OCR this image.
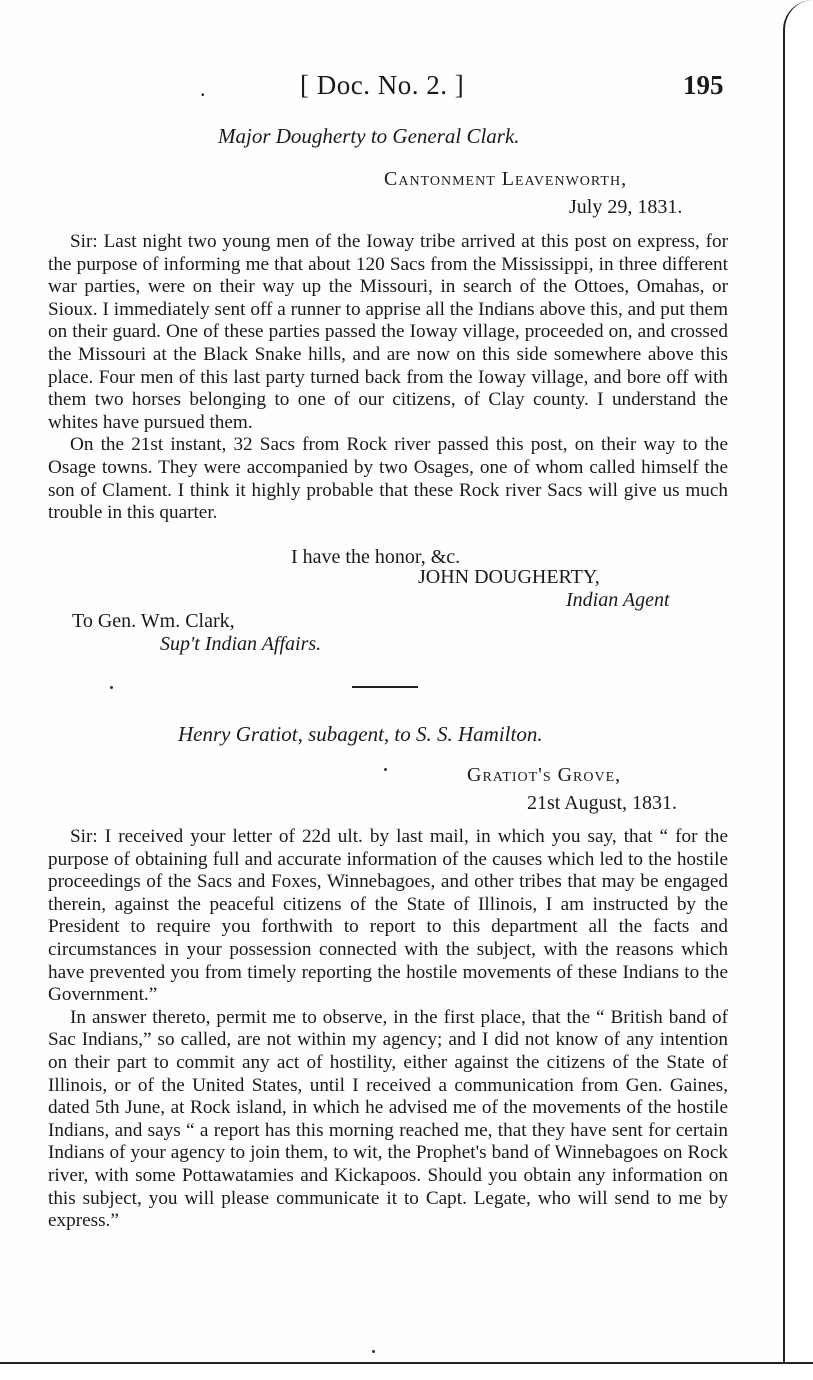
.	[ Doc. No. 2. ]	195
Major Dougherty to General Clark.
Cantonment Leavenworth,
July 29, 1831.

Sir: Last night two young men of the Ioway tribe arrived at this post on express, for the purpose of informing me that about 120 Sacs from the Mississippi, in three different war parties, were on their way up the Missouri, in search of the Ottoes, Omahas, or Sioux. I immediately sent off a runner to apprise all the Indians above this, and put them on their guard. One of these parties passed the Ioway village, proceeded on, and crossed the Missouri at the Black Snake hills, and are now on this side somewhere above this place. Four men of this last party turned back from the Ioway village, and bore off with them two horses belonging to one of our citizens, of Clay county. I understand the whites have pursued them.

On the 21st instant, 32 Sacs from Rock river passed this post, on their way to the Osage towns. They were accompanied by two Osages, one of whom called himself the son of Clament. I think it highly probable that these Rock river Sacs will give us much trouble in this quarter.

I have the honor, &c.
JOHN DOUGHERTY,
Indian Agent
To Gen. Wm. Clark,
Sup't Indian Affairs.
Henry Gratiot, subagent, to S. S. Hamilton.
Gratiot's Grove,
21st August, 1831.

Sir: I received your letter of 22d ult. by last mail, in which you say, that “ for the purpose of obtaining full and accurate information of the causes which led to the hostile proceedings of the Sacs and Foxes, Winnebagoes, and other tribes that may be engaged therein, against the peaceful citizens of the State of Illinois, I am instructed by the President to require you forthwith to report to this department all the facts and circumstances in your possession connected with the subject, with the reasons which have prevented you from timely reporting the hostile movements of these Indians to the Government.”

In answer thereto, permit me to observe, in the first place, that the “ British band of Sac Indians,” so called, are not within my agency; and I did not know of any intention on their part to commit any act of hostility, either against the citizens of the State of Illinois, or of the United States, until I received a communication from Gen. Gaines, dated 5th June, at Rock island, in which he advised me of the movements of the hostile Indians, and says “ a report has this morning reached me, that they have sent for certain Indians of your agency to join them, to wit, the Prophet's band of Winnebagoes on Rock river, with some Pottawatamies and Kickapoos. Should you obtain any information on this subject, you will please communicate it to Capt. Legate, who will send to me by express.”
* * * * * * *
Check the data for the word "Gratiot" and pull out the lines that have it.

Henry Gratiot, subagent, to S. S. Hamilton.
Gratiot's Grove,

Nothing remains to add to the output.